▸ GOAL
Work out how many lines hold "فخرج". Give the number and nothing else.

* * * * * * *

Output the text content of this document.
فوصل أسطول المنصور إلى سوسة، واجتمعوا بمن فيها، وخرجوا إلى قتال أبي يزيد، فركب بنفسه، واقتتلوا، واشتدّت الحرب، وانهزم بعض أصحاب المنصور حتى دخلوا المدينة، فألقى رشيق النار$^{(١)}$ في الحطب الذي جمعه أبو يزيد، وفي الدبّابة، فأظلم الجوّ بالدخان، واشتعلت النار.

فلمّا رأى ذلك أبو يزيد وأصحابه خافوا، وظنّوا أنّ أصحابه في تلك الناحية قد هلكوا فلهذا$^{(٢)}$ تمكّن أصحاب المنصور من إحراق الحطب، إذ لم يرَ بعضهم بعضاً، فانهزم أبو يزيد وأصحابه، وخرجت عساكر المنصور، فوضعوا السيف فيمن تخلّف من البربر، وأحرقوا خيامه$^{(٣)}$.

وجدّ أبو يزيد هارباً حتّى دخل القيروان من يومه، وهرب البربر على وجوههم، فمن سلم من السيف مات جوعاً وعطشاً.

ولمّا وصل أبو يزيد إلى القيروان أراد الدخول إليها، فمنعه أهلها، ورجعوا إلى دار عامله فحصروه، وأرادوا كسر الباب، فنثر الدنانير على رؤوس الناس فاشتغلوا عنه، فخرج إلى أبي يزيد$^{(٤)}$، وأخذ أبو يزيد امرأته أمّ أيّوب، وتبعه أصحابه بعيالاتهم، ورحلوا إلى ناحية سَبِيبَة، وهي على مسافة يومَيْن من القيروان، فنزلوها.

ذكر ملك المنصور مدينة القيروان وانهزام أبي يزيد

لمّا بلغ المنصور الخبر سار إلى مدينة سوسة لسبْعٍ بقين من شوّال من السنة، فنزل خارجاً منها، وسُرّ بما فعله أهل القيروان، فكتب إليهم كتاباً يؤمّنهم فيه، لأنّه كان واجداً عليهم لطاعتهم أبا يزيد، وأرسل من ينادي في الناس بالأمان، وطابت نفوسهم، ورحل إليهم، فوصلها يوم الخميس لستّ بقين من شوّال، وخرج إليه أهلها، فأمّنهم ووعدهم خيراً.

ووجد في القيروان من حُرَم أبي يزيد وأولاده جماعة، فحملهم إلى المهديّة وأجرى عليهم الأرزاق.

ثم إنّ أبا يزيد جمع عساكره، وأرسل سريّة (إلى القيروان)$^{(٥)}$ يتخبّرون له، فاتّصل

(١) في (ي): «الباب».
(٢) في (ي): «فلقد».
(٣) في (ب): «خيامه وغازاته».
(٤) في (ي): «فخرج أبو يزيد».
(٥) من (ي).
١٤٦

* * * * * * *

▸ FINAL RESULT
2